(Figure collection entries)
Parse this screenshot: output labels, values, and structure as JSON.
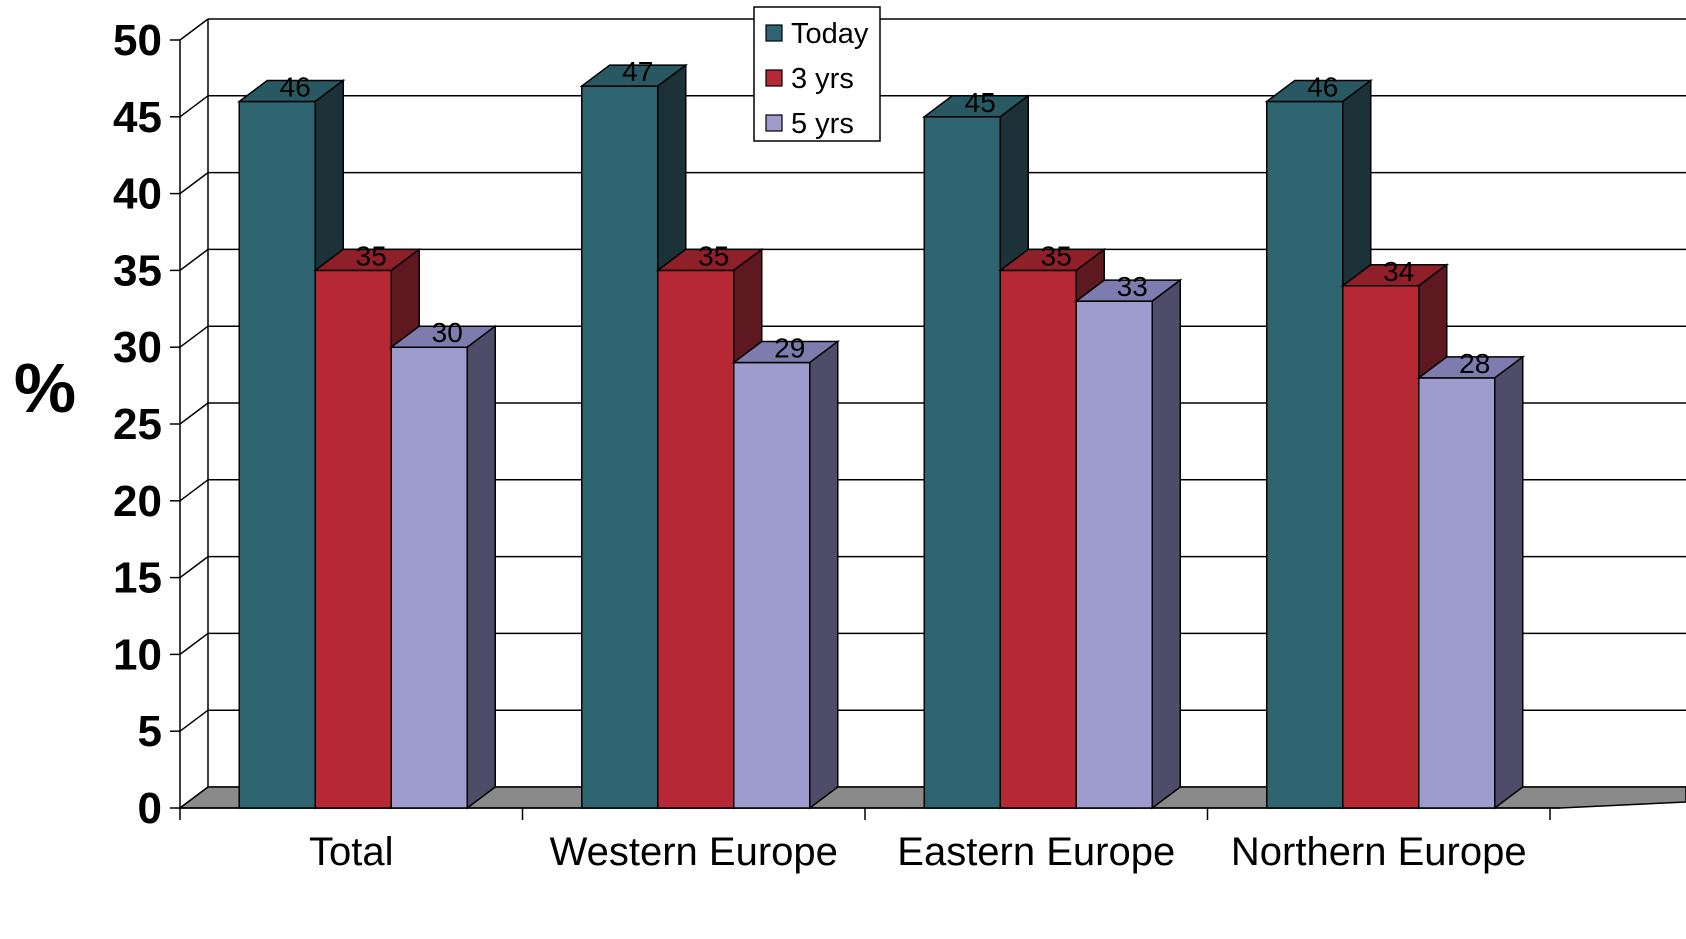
{
  "chart_data": {
    "type": "bar",
    "three_d": true,
    "title": "",
    "xlabel": "",
    "ylabel": "%",
    "ylim": [
      0,
      50
    ],
    "yticks": [
      "0",
      "5",
      "10",
      "15",
      "20",
      "25",
      "30",
      "35",
      "40",
      "45",
      "50"
    ],
    "categories": [
      "Total",
      "Western Europe",
      "Eastern Europe",
      "Northern Europe"
    ],
    "series": [
      {
        "name": "Today",
        "values": [
          46,
          47,
          45,
          46
        ],
        "color": "#2e6470",
        "top_color": "#285862",
        "side_color": "#1c3238"
      },
      {
        "name": "3 yrs",
        "values": [
          35,
          35,
          35,
          34
        ],
        "color": "#b72835",
        "top_color": "#8f2029",
        "side_color": "#5e1820"
      },
      {
        "name": "5 yrs",
        "values": [
          30,
          29,
          33,
          28
        ],
        "color": "#9e9ccc",
        "top_color": "#7e7cae",
        "side_color": "#4e4c68"
      }
    ],
    "grid": true,
    "legend_position": "top-center",
    "floor_color": "#8a8a8a"
  }
}
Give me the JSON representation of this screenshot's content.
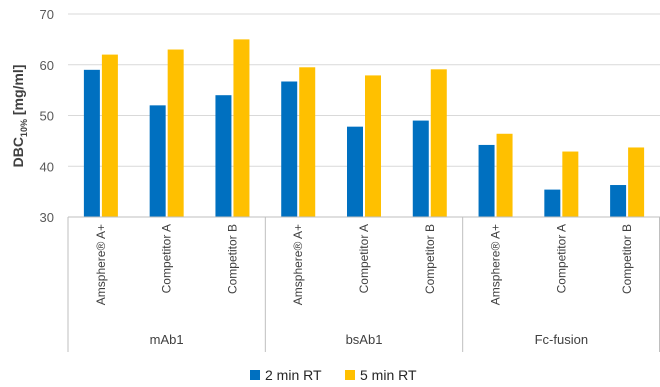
{
  "chart_data": {
    "type": "bar",
    "ylabel_main": "DBC",
    "ylabel_sub": "10%",
    "ylabel_unit": "[mg/ml]",
    "ylim": [
      30,
      70
    ],
    "yticks": [
      30,
      40,
      50,
      60,
      70
    ],
    "grid": true,
    "legend_position": "bottom",
    "groups": [
      {
        "label": "mAb1",
        "categories": [
          "Amsphere® A+",
          "Competitor A",
          "Competitor B"
        ]
      },
      {
        "label": "bsAb1",
        "categories": [
          "Amsphere® A+",
          "Competitor A",
          "Competitor B"
        ]
      },
      {
        "label": "Fc-fusion",
        "categories": [
          "Amsphere® A+",
          "Competitor A",
          "Competitor B"
        ]
      }
    ],
    "series": [
      {
        "name": "2 min RT",
        "color": "#0070C0",
        "values": [
          59,
          52,
          54,
          56.7,
          47.8,
          49,
          44.2,
          35.4,
          36.3
        ]
      },
      {
        "name": "5 min RT",
        "color": "#FFC000",
        "values": [
          62,
          63,
          65,
          59.5,
          57.9,
          59.1,
          46.4,
          42.9,
          43.7
        ]
      }
    ]
  }
}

Requirement: Repeat the material above in full and exactly, apart from the pictures.

Finished exercise:
Parse this screenshot: output labels, values, and structure as JSON.
{
  "chart_data": {
    "type": "bar",
    "three_d": true,
    "title": "",
    "xlabel": "",
    "ylabel": "%",
    "ylim": [
      0,
      50
    ],
    "yticks": [
      "0",
      "5",
      "10",
      "15",
      "20",
      "25",
      "30",
      "35",
      "40",
      "45",
      "50"
    ],
    "categories": [
      "Total",
      "Western Europe",
      "Eastern Europe",
      "Northern Europe"
    ],
    "series": [
      {
        "name": "Today",
        "values": [
          46,
          47,
          45,
          46
        ],
        "color": "#2e6470",
        "top_color": "#285862",
        "side_color": "#1c3238"
      },
      {
        "name": "3 yrs",
        "values": [
          35,
          35,
          35,
          34
        ],
        "color": "#b72835",
        "top_color": "#8f2029",
        "side_color": "#5e1820"
      },
      {
        "name": "5 yrs",
        "values": [
          30,
          29,
          33,
          28
        ],
        "color": "#9e9ccc",
        "top_color": "#7e7cae",
        "side_color": "#4e4c68"
      }
    ],
    "grid": true,
    "legend_position": "top-center",
    "floor_color": "#8a8a8a"
  }
}
Give me the JSON representation of this screenshot's content.
{
  "chart_data": {
    "type": "bar",
    "ylabel_main": "DBC",
    "ylabel_sub": "10%",
    "ylabel_unit": "[mg/ml]",
    "ylim": [
      30,
      70
    ],
    "yticks": [
      30,
      40,
      50,
      60,
      70
    ],
    "grid": true,
    "legend_position": "bottom",
    "groups": [
      {
        "label": "mAb1",
        "categories": [
          "Amsphere® A+",
          "Competitor A",
          "Competitor B"
        ]
      },
      {
        "label": "bsAb1",
        "categories": [
          "Amsphere® A+",
          "Competitor A",
          "Competitor B"
        ]
      },
      {
        "label": "Fc-fusion",
        "categories": [
          "Amsphere® A+",
          "Competitor A",
          "Competitor B"
        ]
      }
    ],
    "series": [
      {
        "name": "2 min RT",
        "color": "#0070C0",
        "values": [
          59,
          52,
          54,
          56.7,
          47.8,
          49,
          44.2,
          35.4,
          36.3
        ]
      },
      {
        "name": "5 min RT",
        "color": "#FFC000",
        "values": [
          62,
          63,
          65,
          59.5,
          57.9,
          59.1,
          46.4,
          42.9,
          43.7
        ]
      }
    ]
  }
}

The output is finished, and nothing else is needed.